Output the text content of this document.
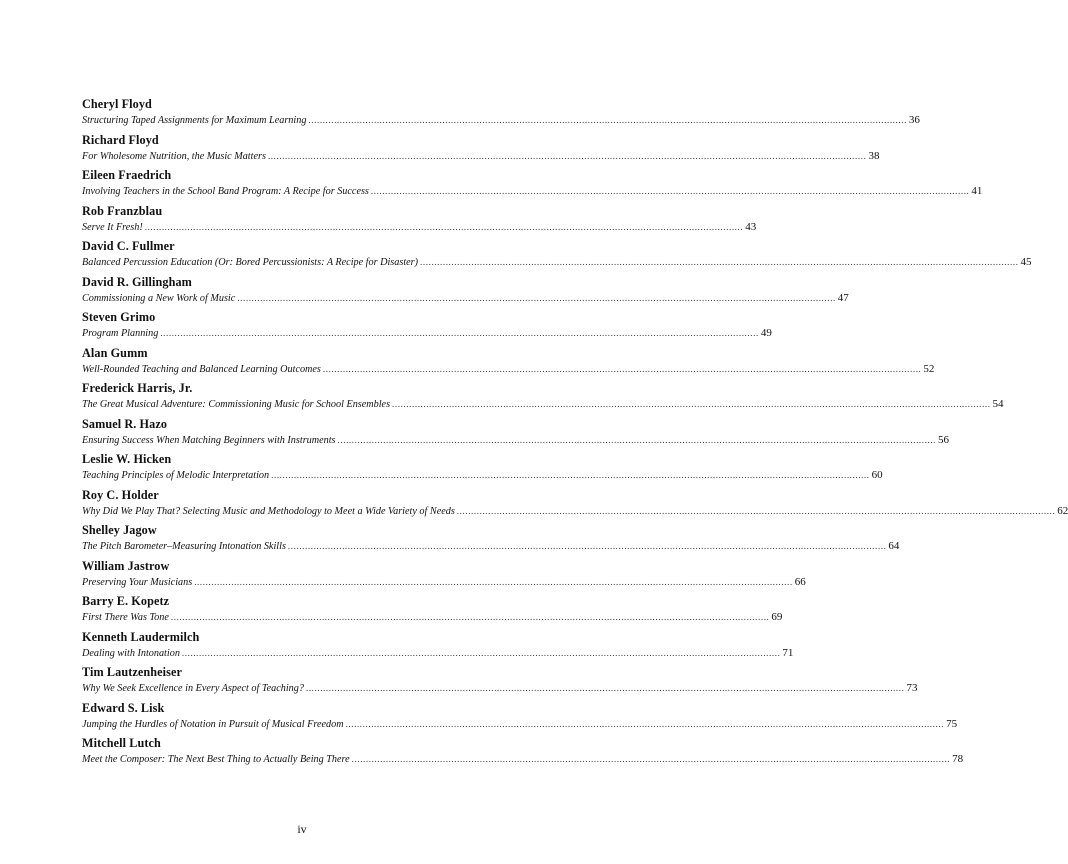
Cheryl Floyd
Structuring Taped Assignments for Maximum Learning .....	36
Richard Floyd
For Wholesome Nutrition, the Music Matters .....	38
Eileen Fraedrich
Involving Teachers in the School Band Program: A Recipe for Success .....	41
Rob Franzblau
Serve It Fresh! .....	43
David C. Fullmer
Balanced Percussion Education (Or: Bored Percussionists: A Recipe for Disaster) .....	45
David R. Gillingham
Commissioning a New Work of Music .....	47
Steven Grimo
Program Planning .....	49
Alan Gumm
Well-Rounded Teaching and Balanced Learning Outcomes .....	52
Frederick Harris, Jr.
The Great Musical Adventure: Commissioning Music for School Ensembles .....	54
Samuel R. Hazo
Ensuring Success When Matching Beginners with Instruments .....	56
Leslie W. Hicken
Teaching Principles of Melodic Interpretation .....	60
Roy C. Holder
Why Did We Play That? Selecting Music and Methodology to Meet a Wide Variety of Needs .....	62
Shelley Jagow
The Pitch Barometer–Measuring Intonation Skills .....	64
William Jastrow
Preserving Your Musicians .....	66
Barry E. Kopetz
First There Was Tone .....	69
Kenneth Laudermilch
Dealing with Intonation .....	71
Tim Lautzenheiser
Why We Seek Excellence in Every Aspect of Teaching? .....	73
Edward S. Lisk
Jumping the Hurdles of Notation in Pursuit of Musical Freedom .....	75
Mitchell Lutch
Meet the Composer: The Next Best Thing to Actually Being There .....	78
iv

────────────────

The data above needs to be retyped exactly, with the images left out.

Output the text content of this document.
Cheryl Floyd
Structuring Taped Assignments for Maximum Learning .....	36
Richard Floyd
For Wholesome Nutrition, the Music Matters .....	38
Eileen Fraedrich
Involving Teachers in the School Band Program: A Recipe for Success .....	41
Rob Franzblau
Serve It Fresh! .....	43
David C. Fullmer
Balanced Percussion Education (Or: Bored Percussionists: A Recipe for Disaster) .....	45
David R. Gillingham
Commissioning a New Work of Music .....	47
Steven Grimo
Program Planning .....	49
Alan Gumm
Well-Rounded Teaching and Balanced Learning Outcomes .....	52
Frederick Harris, Jr.
The Great Musical Adventure: Commissioning Music for School Ensembles .....	54
Samuel R. Hazo
Ensuring Success When Matching Beginners with Instruments .....	56
Leslie W. Hicken
Teaching Principles of Melodic Interpretation .....	60
Roy C. Holder
Why Did We Play That? Selecting Music and Methodology to Meet a Wide Variety of Needs .....	62
Shelley Jagow
The Pitch Barometer–Measuring Intonation Skills .....	64
William Jastrow
Preserving Your Musicians .....	66
Barry E. Kopetz
First There Was Tone .....	69
Kenneth Laudermilch
Dealing with Intonation .....	71
Tim Lautzenheiser
Why We Seek Excellence in Every Aspect of Teaching? .....	73
Edward S. Lisk
Jumping the Hurdles of Notation in Pursuit of Musical Freedom .....	75
Mitchell Lutch
Meet the Composer: The Next Best Thing to Actually Being There .....	78
iv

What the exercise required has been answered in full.